● **WORK TO COMPLETE**: Reproduce each line exactly.

BEGIN DATASET EXCERPTS

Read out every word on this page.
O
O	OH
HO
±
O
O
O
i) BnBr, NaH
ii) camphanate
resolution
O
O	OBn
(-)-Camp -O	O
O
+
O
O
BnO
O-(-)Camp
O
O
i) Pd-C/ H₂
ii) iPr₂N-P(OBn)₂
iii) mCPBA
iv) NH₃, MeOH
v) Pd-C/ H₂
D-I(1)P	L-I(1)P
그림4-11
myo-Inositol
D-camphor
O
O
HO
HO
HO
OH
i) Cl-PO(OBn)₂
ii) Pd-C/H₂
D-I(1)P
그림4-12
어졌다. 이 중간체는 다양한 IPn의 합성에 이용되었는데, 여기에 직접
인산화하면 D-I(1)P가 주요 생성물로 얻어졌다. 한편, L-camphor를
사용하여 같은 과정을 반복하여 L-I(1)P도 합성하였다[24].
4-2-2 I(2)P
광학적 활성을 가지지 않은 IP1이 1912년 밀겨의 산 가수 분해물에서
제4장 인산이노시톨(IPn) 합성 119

END DATASET EXCERPTS

● **RESULT**:
Read out every word on this page.
O
O	OH
HO
±
O
O
O
i) BnBr, NaH
ii) camphanate
resolution
O
O	OBn
(-)-Camp -O	O
O
+
O
O
BnO
O-(-)Camp
O
O
i) Pd-C/ H₂
ii) iPr₂N-P(OBn)₂
iii) mCPBA
iv) NH₃, MeOH
v) Pd-C/ H₂
D-I(1)P	L-I(1)P
그림4-11
myo-Inositol
D-camphor
O
O
HO
HO
HO
OH
i) Cl-PO(OBn)₂
ii) Pd-C/H₂
D-I(1)P
그림4-12
어졌다. 이 중간체는 다양한 IPn의 합성에 이용되었는데, 여기에 직접
인산화하면 D-I(1)P가 주요 생성물로 얻어졌다. 한편, L-camphor를
사용하여 같은 과정을 반복하여 L-I(1)P도 합성하였다[24].
4-2-2 I(2)P
광학적 활성을 가지지 않은 IP1이 1912년 밀겨의 산 가수 분해물에서
제4장 인산이노시톨(IPn) 합성 119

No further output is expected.